• SHORT PROBLEM: Look through the data below. Collect every line where the word "Staatsministerien" occurs.

• RECORDS PROVIDED:

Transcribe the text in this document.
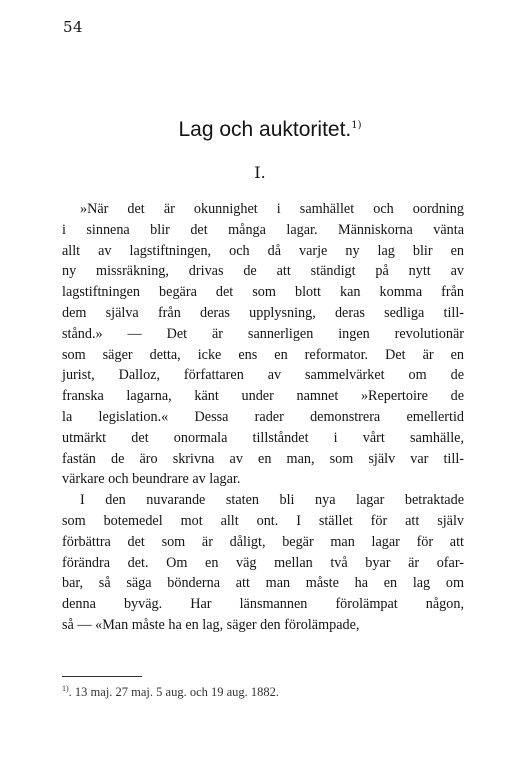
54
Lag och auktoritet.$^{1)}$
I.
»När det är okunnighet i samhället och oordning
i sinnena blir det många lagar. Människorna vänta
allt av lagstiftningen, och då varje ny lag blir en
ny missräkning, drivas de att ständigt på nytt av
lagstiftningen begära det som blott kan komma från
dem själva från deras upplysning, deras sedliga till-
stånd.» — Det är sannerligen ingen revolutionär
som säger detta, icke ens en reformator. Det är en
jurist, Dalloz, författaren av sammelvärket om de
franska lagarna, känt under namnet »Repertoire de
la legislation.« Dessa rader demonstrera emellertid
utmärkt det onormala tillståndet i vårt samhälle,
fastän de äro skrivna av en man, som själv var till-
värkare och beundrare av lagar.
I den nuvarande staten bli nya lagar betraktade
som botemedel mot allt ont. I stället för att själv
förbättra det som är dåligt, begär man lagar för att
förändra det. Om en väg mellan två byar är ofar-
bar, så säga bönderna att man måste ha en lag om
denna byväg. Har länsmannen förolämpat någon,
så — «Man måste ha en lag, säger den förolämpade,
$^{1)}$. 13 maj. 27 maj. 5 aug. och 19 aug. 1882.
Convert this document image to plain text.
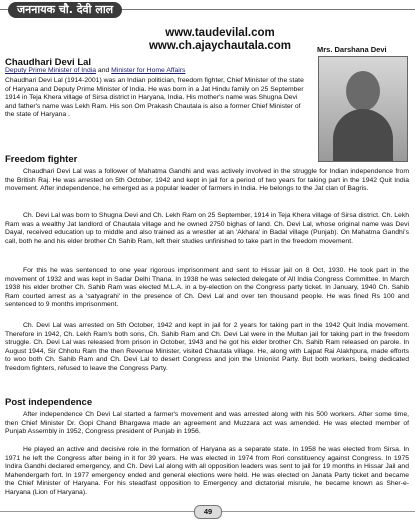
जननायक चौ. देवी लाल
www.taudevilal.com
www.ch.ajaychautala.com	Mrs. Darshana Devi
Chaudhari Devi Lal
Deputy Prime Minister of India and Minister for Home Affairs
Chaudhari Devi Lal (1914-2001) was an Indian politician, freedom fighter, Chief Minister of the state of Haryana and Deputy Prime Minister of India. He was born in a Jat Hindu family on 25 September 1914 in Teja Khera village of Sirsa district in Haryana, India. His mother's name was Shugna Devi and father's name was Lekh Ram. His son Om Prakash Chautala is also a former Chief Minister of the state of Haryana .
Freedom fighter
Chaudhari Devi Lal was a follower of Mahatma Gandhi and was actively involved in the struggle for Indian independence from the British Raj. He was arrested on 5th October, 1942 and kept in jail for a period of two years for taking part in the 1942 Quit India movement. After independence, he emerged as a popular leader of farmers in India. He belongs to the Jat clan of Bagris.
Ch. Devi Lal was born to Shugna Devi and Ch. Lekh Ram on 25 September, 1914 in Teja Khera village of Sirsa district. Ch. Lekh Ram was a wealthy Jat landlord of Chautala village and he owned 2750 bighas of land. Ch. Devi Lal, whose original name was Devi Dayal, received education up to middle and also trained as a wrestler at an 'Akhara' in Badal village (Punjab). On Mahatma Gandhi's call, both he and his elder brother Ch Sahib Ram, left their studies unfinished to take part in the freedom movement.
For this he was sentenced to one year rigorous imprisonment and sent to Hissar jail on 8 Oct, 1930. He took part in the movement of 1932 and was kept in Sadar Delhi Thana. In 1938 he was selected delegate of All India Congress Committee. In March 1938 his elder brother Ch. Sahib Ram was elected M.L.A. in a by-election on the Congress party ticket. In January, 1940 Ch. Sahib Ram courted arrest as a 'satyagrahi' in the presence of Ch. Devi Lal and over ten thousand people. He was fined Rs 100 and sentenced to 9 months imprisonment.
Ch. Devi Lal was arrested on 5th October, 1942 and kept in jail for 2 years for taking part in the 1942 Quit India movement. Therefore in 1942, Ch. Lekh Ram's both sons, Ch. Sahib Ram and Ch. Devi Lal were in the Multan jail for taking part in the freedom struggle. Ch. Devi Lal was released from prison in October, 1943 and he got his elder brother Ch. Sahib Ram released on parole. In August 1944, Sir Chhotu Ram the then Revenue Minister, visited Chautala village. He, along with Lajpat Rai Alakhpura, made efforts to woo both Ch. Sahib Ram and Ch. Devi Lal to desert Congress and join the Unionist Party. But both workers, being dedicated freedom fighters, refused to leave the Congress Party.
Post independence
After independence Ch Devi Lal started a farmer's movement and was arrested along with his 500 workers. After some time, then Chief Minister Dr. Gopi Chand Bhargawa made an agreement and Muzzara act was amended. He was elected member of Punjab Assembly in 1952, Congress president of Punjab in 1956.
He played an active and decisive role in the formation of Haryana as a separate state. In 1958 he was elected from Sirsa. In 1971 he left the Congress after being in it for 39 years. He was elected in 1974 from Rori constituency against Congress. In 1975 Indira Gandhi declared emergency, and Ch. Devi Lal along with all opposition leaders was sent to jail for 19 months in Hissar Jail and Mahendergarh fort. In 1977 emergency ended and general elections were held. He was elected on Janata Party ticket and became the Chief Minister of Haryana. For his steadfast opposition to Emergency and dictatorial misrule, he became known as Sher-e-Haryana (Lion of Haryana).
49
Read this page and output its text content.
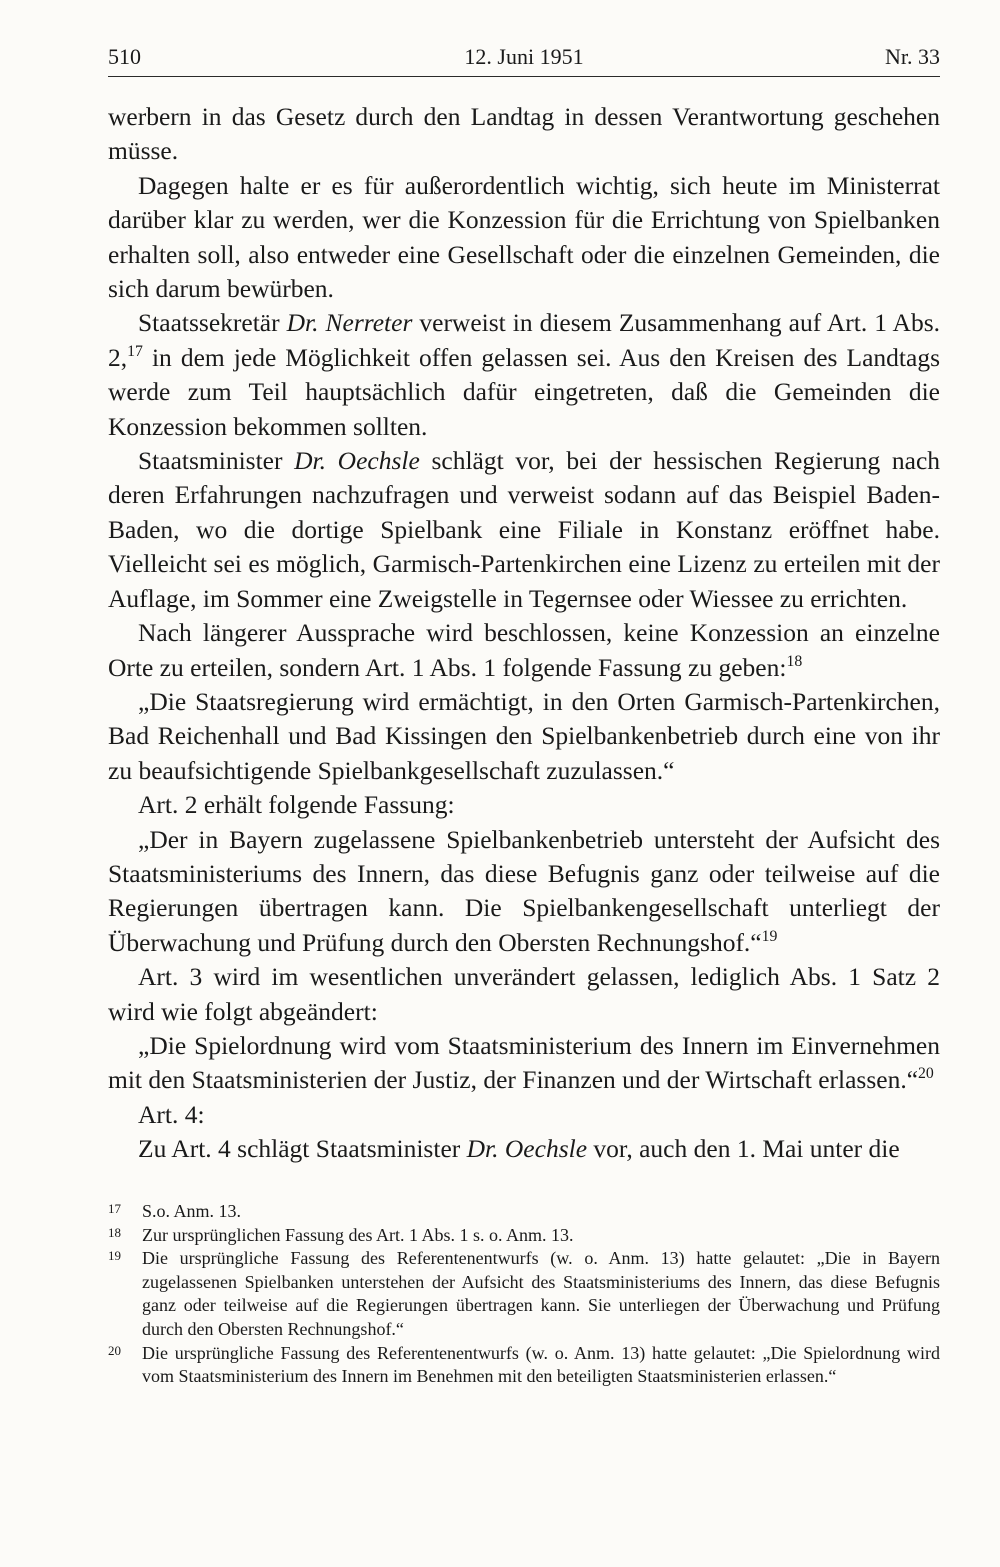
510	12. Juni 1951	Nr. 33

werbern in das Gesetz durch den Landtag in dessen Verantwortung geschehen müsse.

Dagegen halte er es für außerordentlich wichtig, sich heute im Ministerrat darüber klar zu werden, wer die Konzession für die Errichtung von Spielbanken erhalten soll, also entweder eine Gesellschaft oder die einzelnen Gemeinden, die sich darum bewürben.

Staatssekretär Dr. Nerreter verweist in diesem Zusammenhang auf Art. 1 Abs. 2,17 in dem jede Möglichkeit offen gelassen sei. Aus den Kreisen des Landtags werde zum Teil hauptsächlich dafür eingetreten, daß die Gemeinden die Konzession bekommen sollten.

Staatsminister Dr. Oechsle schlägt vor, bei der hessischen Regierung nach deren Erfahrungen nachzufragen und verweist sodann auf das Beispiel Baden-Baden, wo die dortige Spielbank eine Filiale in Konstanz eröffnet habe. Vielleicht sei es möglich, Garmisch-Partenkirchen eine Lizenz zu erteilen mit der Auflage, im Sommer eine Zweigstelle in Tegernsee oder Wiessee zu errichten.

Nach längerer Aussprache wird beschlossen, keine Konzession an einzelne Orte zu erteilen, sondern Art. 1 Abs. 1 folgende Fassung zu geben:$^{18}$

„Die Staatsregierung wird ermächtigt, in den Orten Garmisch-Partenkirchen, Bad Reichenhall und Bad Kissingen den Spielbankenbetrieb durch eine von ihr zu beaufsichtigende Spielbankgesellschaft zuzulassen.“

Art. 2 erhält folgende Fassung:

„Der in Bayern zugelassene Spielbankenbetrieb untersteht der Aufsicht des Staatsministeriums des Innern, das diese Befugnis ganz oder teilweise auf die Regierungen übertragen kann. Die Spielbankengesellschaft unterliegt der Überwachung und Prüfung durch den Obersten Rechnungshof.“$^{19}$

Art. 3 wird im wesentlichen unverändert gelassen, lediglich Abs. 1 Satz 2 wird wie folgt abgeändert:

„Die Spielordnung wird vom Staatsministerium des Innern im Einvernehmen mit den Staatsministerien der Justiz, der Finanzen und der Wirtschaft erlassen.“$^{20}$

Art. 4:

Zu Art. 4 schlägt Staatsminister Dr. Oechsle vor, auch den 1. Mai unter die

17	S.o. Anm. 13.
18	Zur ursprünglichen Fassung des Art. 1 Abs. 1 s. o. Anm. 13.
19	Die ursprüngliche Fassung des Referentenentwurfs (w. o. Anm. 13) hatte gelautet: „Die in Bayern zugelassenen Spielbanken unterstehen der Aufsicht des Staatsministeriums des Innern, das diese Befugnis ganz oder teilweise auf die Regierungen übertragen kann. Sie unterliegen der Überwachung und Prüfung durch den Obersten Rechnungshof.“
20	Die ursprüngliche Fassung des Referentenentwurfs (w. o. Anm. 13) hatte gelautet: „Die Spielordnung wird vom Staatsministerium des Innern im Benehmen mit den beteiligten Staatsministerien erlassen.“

• ANSWER FOR THE TASK:
„Die Spielordnung wird vom Staatsministerium des Innern im Einvernehmen mit den Staatsministerien der Justiz, der Finanzen und der Wirtschaft erlassen.“$^{20}$
20	Die ursprüngliche Fassung des Referentenentwurfs (w. o. Anm. 13) hatte gelautet: „Die Spielordnung wird vom Staatsministerium des Innern im Benehmen mit den beteiligten Staatsministerien erlassen.“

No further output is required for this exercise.